- _DATA EXCERPTS_
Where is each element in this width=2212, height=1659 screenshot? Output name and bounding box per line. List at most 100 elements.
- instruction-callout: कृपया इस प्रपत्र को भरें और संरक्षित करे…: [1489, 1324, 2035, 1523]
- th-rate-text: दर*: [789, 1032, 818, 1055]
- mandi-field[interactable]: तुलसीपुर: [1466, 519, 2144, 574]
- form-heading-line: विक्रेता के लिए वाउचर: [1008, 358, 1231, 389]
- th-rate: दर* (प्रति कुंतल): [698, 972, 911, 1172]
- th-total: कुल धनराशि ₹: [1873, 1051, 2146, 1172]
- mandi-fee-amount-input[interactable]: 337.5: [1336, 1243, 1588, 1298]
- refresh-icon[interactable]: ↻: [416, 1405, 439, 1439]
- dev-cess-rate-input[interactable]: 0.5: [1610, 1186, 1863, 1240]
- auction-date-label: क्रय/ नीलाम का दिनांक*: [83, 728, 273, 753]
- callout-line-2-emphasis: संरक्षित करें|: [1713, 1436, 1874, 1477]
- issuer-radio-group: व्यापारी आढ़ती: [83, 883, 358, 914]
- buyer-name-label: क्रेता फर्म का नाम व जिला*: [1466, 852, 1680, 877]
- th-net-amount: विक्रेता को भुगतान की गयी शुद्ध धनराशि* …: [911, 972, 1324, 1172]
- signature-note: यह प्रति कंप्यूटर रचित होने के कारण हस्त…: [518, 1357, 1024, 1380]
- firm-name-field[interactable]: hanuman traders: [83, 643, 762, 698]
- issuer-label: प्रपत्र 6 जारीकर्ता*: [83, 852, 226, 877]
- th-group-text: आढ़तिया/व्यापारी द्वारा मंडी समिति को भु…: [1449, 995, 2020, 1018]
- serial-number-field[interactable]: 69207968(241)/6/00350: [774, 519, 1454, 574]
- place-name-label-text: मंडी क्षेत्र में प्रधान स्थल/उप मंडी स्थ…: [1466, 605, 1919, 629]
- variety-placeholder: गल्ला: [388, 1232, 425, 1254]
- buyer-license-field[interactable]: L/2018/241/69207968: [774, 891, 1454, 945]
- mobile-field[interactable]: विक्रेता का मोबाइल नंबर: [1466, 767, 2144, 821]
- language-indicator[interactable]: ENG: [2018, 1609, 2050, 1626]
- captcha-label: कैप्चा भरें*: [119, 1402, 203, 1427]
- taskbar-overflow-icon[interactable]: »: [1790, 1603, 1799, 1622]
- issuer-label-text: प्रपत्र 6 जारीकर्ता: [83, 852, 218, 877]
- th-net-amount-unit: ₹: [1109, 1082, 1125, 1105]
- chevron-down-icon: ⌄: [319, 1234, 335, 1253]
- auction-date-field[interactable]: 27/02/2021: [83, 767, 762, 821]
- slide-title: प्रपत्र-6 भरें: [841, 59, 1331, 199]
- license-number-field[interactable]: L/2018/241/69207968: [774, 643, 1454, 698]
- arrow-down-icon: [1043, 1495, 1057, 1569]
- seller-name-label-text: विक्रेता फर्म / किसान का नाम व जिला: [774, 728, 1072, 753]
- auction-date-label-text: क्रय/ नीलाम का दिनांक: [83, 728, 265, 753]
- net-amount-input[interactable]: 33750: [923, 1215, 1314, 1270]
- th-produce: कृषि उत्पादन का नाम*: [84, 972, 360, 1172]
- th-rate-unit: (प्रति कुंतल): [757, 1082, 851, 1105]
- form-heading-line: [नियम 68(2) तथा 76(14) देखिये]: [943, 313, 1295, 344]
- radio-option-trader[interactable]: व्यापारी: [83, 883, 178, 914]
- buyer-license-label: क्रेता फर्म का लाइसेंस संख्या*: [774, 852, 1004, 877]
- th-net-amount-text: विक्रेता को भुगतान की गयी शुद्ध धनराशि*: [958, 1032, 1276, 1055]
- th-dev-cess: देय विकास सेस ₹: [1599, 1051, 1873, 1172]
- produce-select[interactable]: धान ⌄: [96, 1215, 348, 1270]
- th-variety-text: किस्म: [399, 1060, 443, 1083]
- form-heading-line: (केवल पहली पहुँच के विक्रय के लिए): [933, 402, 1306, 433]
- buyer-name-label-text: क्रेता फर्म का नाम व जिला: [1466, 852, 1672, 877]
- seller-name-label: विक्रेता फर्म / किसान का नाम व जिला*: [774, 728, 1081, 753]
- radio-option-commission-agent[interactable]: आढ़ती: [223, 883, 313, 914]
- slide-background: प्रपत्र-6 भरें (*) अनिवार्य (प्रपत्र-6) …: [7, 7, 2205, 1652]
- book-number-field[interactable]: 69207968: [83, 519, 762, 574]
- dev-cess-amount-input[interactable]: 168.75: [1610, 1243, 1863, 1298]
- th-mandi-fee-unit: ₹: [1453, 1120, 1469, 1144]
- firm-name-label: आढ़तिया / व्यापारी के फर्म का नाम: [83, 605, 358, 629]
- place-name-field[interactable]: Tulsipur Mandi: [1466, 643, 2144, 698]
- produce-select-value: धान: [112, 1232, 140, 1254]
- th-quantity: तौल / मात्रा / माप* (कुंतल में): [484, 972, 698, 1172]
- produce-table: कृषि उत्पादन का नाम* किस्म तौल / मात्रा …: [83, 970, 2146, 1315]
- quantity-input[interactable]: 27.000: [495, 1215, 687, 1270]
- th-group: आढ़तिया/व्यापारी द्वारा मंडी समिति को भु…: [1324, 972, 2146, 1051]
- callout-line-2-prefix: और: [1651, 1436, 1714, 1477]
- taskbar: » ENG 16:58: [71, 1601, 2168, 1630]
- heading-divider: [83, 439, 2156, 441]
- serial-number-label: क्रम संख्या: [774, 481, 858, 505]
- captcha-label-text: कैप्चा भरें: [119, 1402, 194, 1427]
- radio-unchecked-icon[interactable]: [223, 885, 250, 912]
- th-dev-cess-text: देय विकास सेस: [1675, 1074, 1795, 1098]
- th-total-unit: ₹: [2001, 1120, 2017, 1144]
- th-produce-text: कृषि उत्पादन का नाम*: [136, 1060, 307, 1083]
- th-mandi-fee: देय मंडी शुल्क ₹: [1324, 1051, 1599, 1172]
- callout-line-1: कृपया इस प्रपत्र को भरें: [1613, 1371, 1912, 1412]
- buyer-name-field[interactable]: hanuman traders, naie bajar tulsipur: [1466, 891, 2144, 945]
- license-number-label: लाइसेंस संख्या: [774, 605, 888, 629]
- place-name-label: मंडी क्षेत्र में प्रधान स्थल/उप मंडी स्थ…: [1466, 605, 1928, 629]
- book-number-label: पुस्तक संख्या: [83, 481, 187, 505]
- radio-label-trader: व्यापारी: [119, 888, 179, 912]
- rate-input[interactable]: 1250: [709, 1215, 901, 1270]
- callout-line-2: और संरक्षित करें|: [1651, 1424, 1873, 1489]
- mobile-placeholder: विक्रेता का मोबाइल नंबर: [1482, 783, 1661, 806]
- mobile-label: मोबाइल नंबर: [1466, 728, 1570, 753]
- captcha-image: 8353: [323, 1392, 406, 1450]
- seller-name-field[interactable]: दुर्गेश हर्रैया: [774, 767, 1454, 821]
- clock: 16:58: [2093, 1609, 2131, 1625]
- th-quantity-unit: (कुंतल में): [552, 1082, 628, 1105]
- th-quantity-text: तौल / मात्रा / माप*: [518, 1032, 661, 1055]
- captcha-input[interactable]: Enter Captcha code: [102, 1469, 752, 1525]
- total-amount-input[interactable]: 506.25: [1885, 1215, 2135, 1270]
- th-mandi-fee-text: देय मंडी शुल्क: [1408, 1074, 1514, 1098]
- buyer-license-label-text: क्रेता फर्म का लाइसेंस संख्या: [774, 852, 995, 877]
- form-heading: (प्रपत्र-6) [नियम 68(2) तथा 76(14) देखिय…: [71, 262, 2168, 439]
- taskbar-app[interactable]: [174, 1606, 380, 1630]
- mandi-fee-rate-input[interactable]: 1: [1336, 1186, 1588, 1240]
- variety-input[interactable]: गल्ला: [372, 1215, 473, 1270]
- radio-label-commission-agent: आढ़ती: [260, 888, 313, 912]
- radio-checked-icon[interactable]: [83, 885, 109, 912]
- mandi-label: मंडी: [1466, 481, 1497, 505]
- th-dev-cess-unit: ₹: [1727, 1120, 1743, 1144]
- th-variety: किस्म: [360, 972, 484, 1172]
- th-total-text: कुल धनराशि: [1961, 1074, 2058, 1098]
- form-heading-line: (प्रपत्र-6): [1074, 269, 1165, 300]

- _REQUIREMENTS_
Copy out word for word everything from the beginning of the items above down to and including the line that contains "1243, 1588, 1298]".

- _RESULT OF THE EXERCISE_
Where is each element in this width=2212, height=1659 screenshot? Output name and bounding box per line. List at most 100 elements.
- instruction-callout: कृपया इस प्रपत्र को भरें और संरक्षित करे…: [1489, 1324, 2035, 1523]
- th-rate-text: दर*: [789, 1032, 818, 1055]
- mandi-field[interactable]: तुलसीपुर: [1466, 519, 2144, 574]
- form-heading-line: विक्रेता के लिए वाउचर: [1008, 358, 1231, 389]
- th-rate: दर* (प्रति कुंतल): [698, 972, 911, 1172]
- th-total: कुल धनराशि ₹: [1873, 1051, 2146, 1172]
- mandi-fee-amount-input[interactable]: 337.5: [1336, 1243, 1588, 1298]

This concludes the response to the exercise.